'''
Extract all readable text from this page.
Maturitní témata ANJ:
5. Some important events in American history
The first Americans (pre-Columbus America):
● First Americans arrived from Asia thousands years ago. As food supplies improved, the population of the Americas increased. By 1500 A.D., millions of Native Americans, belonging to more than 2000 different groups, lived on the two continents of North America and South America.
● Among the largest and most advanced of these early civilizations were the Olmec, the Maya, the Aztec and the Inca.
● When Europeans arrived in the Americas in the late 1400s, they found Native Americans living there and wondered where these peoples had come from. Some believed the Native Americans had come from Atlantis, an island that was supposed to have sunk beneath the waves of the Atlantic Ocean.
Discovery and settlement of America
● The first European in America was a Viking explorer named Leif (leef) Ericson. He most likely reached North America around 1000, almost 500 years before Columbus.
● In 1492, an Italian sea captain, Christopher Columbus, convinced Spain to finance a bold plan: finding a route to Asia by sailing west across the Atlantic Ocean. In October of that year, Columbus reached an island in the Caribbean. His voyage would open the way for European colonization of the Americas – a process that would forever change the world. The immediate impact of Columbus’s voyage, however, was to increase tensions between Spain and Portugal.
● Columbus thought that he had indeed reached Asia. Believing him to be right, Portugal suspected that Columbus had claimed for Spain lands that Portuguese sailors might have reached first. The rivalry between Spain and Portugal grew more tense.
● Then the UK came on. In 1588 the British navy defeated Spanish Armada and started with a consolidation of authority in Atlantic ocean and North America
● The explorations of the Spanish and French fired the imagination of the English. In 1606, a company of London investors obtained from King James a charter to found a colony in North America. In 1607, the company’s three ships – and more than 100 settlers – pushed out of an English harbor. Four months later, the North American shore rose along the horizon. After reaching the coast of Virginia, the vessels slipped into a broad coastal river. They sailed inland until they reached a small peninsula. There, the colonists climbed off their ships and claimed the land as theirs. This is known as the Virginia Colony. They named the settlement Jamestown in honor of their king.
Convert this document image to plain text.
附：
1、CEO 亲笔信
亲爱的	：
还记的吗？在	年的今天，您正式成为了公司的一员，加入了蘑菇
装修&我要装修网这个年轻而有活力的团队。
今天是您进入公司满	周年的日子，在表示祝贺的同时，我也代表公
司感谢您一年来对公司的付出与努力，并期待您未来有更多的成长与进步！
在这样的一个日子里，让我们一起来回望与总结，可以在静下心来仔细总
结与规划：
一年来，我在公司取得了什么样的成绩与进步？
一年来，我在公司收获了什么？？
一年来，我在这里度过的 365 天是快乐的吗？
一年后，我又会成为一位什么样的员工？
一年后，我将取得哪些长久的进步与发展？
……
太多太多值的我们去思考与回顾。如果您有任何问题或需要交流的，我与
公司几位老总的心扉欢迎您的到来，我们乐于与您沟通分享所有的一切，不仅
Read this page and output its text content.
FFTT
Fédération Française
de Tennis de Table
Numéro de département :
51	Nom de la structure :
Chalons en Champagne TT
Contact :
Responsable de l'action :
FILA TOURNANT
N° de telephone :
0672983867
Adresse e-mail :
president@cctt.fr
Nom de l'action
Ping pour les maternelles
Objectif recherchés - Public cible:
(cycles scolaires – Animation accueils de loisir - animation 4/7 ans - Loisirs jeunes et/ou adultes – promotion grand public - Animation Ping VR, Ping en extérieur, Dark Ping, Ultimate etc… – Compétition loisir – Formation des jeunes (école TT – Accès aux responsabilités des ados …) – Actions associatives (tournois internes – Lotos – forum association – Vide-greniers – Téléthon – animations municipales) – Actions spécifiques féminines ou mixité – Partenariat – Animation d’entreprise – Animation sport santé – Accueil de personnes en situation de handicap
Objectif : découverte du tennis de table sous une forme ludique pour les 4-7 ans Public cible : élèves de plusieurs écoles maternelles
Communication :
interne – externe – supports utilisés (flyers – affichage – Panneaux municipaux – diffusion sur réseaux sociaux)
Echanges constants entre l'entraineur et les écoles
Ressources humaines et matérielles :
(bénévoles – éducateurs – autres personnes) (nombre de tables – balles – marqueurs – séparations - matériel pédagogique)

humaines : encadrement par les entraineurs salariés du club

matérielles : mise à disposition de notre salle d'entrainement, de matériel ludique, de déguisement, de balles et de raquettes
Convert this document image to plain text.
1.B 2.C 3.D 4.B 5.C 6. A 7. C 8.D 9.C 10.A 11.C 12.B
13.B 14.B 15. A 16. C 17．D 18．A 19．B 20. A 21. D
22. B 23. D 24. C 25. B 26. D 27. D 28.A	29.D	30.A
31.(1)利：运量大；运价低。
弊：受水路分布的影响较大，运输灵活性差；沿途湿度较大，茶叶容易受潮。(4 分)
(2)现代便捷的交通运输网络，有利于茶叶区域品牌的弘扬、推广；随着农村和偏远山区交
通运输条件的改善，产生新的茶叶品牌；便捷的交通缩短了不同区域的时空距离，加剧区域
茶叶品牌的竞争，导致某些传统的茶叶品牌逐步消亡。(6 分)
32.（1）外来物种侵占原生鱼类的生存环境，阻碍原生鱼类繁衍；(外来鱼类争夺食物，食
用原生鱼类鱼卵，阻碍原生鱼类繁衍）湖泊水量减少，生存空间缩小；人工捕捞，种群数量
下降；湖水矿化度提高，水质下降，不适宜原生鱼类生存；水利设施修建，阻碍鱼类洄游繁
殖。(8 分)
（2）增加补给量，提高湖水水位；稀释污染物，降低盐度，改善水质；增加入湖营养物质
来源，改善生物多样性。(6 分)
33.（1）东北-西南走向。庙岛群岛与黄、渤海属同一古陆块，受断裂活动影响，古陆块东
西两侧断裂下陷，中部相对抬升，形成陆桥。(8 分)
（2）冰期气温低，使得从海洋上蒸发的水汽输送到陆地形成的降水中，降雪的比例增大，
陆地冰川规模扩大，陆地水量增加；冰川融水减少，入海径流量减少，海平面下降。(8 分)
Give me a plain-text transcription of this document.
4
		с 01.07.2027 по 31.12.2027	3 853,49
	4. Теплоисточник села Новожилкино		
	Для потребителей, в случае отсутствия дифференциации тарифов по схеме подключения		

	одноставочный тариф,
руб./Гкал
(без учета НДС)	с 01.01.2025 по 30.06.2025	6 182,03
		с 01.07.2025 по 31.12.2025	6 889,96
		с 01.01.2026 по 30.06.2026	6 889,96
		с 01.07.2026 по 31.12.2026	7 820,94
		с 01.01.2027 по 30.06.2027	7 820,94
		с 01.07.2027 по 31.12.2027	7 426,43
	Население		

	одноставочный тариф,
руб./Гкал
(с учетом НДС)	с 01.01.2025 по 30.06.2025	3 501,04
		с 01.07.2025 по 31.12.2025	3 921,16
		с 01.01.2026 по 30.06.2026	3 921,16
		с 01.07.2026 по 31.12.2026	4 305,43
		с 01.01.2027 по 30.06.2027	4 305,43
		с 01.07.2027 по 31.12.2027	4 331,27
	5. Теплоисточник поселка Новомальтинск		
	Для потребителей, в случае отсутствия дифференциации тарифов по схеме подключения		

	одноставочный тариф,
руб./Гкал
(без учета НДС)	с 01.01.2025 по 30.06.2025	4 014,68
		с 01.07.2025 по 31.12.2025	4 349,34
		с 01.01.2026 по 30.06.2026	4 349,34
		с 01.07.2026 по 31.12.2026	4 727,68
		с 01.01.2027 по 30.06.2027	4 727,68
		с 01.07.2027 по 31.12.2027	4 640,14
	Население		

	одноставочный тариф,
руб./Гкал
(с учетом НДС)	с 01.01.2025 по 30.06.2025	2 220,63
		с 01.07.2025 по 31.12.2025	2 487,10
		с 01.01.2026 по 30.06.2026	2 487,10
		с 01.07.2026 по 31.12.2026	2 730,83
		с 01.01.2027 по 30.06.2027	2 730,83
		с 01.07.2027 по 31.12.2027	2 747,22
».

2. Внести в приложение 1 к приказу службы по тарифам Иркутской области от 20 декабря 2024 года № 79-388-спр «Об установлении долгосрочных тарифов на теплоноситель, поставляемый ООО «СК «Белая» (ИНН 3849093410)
'''
• Given problem: Read through the lines above and collect those that contain the string "these".

• Full output:
● Among the largest and most advanced of these early civilizations were the Olmec, the Maya, the Aztec and the Inca.
● When Europeans arrived in the Americas in the late 1400s, they found Native Americans living there and wondered where these peoples had come from. Some believed the Native Americans had come from Atlantis, an island that was supposed to have sunk beneath the waves of the Atlantic Ocean.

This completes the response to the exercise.